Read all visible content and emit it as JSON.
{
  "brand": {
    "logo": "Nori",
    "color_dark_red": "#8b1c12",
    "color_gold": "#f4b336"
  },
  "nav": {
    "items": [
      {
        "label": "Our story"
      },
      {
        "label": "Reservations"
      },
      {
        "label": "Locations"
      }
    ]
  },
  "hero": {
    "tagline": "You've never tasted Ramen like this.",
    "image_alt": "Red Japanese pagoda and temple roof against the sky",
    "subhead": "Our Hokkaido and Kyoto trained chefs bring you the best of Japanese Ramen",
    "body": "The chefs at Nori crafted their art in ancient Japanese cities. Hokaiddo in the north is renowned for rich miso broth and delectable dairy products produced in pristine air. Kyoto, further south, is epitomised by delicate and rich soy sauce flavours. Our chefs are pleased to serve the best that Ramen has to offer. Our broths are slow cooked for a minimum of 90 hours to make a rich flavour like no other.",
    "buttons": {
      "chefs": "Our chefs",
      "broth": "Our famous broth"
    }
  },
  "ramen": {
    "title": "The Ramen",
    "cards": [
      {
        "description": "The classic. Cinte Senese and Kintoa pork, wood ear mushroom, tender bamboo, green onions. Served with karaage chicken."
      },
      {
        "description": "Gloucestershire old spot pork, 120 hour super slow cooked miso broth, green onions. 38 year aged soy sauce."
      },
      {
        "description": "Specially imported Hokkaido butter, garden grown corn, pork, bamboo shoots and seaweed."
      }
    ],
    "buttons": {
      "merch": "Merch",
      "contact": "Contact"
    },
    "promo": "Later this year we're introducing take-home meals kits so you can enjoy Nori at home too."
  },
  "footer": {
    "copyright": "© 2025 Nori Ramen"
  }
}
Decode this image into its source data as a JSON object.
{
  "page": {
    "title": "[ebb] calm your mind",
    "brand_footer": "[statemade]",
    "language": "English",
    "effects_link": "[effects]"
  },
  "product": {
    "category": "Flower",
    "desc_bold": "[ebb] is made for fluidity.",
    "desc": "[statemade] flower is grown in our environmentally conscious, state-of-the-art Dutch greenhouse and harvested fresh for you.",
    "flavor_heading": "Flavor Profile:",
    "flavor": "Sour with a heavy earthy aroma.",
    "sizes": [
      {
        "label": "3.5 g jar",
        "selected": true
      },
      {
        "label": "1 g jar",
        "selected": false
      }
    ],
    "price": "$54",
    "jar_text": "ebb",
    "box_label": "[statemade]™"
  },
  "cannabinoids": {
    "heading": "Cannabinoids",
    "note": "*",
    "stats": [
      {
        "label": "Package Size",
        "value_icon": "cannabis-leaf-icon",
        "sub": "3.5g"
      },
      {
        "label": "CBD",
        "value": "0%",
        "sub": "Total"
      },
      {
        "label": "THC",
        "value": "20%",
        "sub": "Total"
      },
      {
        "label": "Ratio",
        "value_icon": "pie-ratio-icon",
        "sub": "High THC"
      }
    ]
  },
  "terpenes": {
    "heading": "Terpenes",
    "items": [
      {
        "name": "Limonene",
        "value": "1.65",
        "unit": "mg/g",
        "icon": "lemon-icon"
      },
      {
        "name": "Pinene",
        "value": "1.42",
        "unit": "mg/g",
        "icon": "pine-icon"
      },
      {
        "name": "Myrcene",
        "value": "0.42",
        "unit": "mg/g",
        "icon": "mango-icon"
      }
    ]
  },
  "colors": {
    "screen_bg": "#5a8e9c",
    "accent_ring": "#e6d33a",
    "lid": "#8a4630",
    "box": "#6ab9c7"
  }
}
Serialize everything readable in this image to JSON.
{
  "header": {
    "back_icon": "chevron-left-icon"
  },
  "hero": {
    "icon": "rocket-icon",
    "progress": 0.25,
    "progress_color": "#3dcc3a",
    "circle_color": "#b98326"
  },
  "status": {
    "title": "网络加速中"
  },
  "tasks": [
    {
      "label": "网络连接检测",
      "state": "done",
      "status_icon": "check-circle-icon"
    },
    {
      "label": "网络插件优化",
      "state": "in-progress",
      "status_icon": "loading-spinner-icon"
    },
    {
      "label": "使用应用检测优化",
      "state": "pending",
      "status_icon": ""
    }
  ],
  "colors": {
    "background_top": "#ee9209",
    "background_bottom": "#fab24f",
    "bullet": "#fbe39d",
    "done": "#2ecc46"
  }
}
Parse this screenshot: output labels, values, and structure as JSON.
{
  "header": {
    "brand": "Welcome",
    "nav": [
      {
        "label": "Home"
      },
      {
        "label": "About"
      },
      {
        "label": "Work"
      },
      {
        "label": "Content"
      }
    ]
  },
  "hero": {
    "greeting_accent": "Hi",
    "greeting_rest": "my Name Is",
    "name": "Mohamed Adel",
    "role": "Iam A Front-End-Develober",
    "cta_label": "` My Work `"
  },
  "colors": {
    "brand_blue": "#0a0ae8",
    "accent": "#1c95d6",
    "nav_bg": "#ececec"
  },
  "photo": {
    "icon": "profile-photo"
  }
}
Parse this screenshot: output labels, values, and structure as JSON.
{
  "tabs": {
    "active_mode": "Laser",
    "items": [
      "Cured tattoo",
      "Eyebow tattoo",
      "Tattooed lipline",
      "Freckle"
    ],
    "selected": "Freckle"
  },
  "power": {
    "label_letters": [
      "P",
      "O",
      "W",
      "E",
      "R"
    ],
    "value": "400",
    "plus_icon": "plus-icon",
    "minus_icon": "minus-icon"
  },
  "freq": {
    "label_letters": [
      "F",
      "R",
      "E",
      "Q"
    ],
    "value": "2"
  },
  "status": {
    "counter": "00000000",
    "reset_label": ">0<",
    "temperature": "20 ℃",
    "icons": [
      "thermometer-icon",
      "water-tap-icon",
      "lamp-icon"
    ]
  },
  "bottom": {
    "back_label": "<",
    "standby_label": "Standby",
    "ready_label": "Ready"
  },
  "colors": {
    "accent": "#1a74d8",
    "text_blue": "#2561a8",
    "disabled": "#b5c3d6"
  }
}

## What to work on
Report how many lines of the data contain the word "Japanese", using the number alone.

## Answer to the task
3